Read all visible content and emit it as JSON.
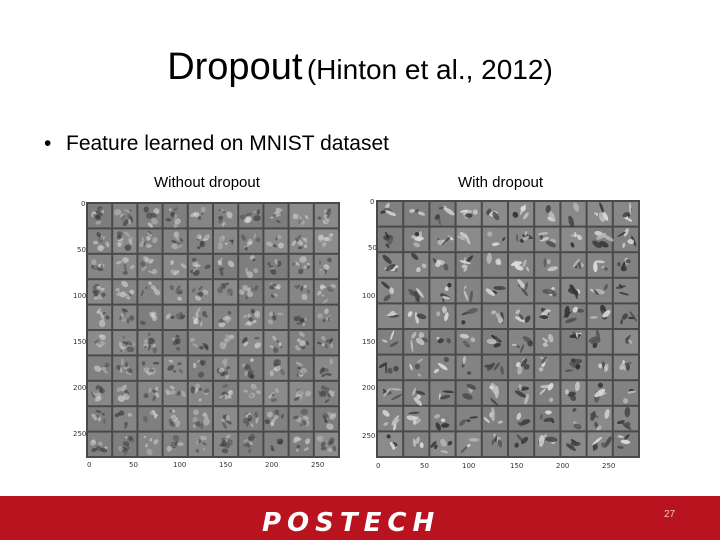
{
  "slide": {
    "title_main": "Dropout",
    "title_sub": "(Hinton et al., 2012)",
    "bullet_marker": "•",
    "bullet_text": "Feature learned on MNIST dataset",
    "page_number": "27"
  },
  "panels": {
    "left": {
      "caption": "Without dropout",
      "y_ticks": [
        "0",
        "50",
        "100",
        "150",
        "200",
        "250"
      ],
      "x_ticks": [
        "0",
        "50",
        "100",
        "150",
        "200",
        "250"
      ]
    },
    "right": {
      "caption": "With dropout",
      "y_ticks": [
        "0",
        "50",
        "100",
        "150",
        "200",
        "250"
      ],
      "x_ticks": [
        "0",
        "50",
        "100",
        "150",
        "200",
        "250"
      ]
    }
  },
  "footer": {
    "logo_text": "POSTECH",
    "color": "#b8131f"
  }
}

▶ **JOB**: Give every record again exactly, apart from the pictures, which stay out.

▶ **RESULT BELOW**:
Read all visible content and emit it as JSON.
{
  "slide": {
    "title_main": "Dropout",
    "title_sub": "(Hinton et al., 2012)",
    "bullet_marker": "•",
    "bullet_text": "Feature learned on MNIST dataset",
    "page_number": "27"
  },
  "panels": {
    "left": {
      "caption": "Without dropout",
      "y_ticks": [
        "0",
        "50",
        "100",
        "150",
        "200",
        "250"
      ],
      "x_ticks": [
        "0",
        "50",
        "100",
        "150",
        "200",
        "250"
      ]
    },
    "right": {
      "caption": "With dropout",
      "y_ticks": [
        "0",
        "50",
        "100",
        "150",
        "200",
        "250"
      ],
      "x_ticks": [
        "0",
        "50",
        "100",
        "150",
        "200",
        "250"
      ]
    }
  },
  "footer": {
    "logo_text": "POSTECH",
    "color": "#b8131f"
  }
}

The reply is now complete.